▶ WHAT IS EXPECTED
Resume the piece on challenges to the Standard Model, picking up right after its final sentence.

▶ PASSAGE TO READ

•••

Stormbringer note: This wikipedia article outlines the more well known problems with the standard model. there are more recent findings which call the standard model into question. remember the scientific maxim; it takes but one contradiction to false a scientific theory.
Challenges to the Standard Model
Although the Standard Model has had great success in explaining experimental results, it has never been accepted as a complete theory of fundamental physics. This is because it has two important defects:
The model contains 19 free parameters, such as particle masses, which must be determined experimentally (plus another 10 for neutrino masses). These parameters cannot be independently calculated.
The model does not describe the gravitational interaction.
Since the completion of the Standard Model, many efforts have been made to address these problems.
One attempt to address the first defect is known as grand unification. The so-called grand unified theories (GUTs) hypothesized that the SU(3), SU(2), and U(1) groups are actually subgroups of a single large symmetry group. At high energies (far beyond the reach of current experiments), the symmetry of the unifying group is preserved; at low energies, it reduces to SU(3)×SU(2)×U(1) by a process known as spontaneous symmetry breaking. The first theory of this kind was proposed in 1974 by Georgi and Glashow, using SU(5) as the unifying group. A distinguishing characteristic of these GUTs is that, unlike the Standard model, they predict the existence of proton decay. In 1999, the Super-Kamiokande neutrino observatory reported that it had not detected proton decay, establishing a lower limit on the proton half-life of 6.7× 1032 years. This and other experiments have falsified numerous GUTs, including SU(5). Another effort to address the first defect has been to develop Preon models which attempt to set forth a substructure of more fundamental particles than those set forth in the Standard Model.

•••

▶ INFORMATION SUPPLIED
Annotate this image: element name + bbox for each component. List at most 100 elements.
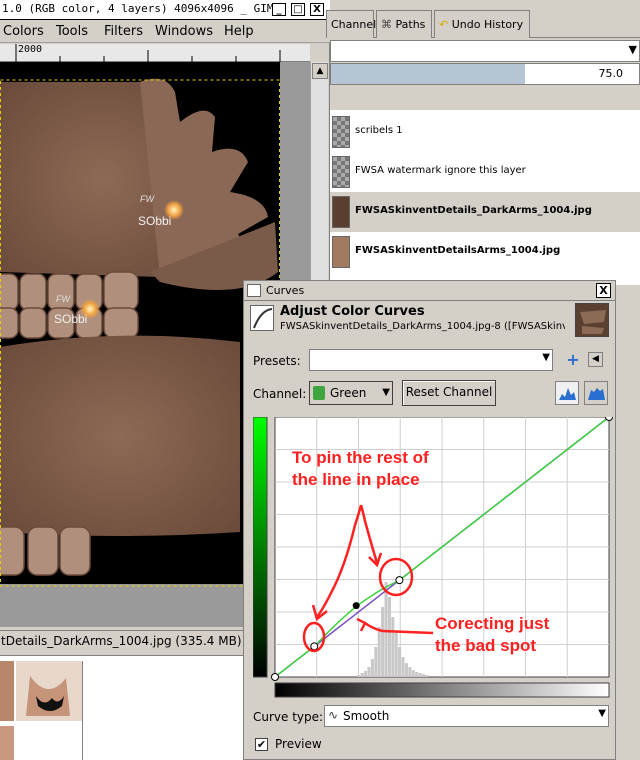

•••

▶ EXERCISE OUTPUT
In addition, there are cosmological reasons why the standard model is believed to be incomplete. Within it, matter and antimatter are symmetric. While the preponderance of matter in the universe can be explained by saying that the universe just started out this way, this explanation strikes most physicists as inelegant. Furthermore, the Standard Model provides no mechanism to generate the cosmic inflation that is believed to have occurred at the beginning of the universe, a consequence of its omission of gravity.
The Higgs boson, which is predicted by the Standard Model, has not been observed as of 2005 (though some phenomena were observed in the last days of the LEP collider that could be related to the Higgs; one of the reasons to build the LHC is that the increase in energy is expected to make the Higgs observable).
The first experimental deviation from the Standard Model came in 1998, when Super-Kamiokande published results indicating neutrino oscillation. This implied the existence of non-zero neutrino masses since massless particles travel at the speed of light and so do not experience the passage of time. The Standard Model did not accommodate massive neutrinos, because it assumed the existence of only "left-handed" neutrinos, which have spin aligned counter-clockwise to their axis of motion. If neutrinos have non-zero mass, they necessarily travel slower than the speed of light. Therefore, it would be possible to "overtake" a neutrino, choosing a reference frame in which its direction of motion is reversed without affecting its spin (making it right-handed). Since then, physicists have revised the Standard Model to allow neutrinos to have mass, which make up additional free parameters beyond the initial 19.
A further extension of the Standard Model can be found in the theory of supersymmetry, which proposes a massive supersymmetric "partner" for every particle in the conventional Standard Model. Supersymmetric particles have been suggested as a candidate for explaining dark matter. Although supersymmetric particles have not been observed experimentally to date, the theory is one of the most popular avenues of research in theoretical particle physics.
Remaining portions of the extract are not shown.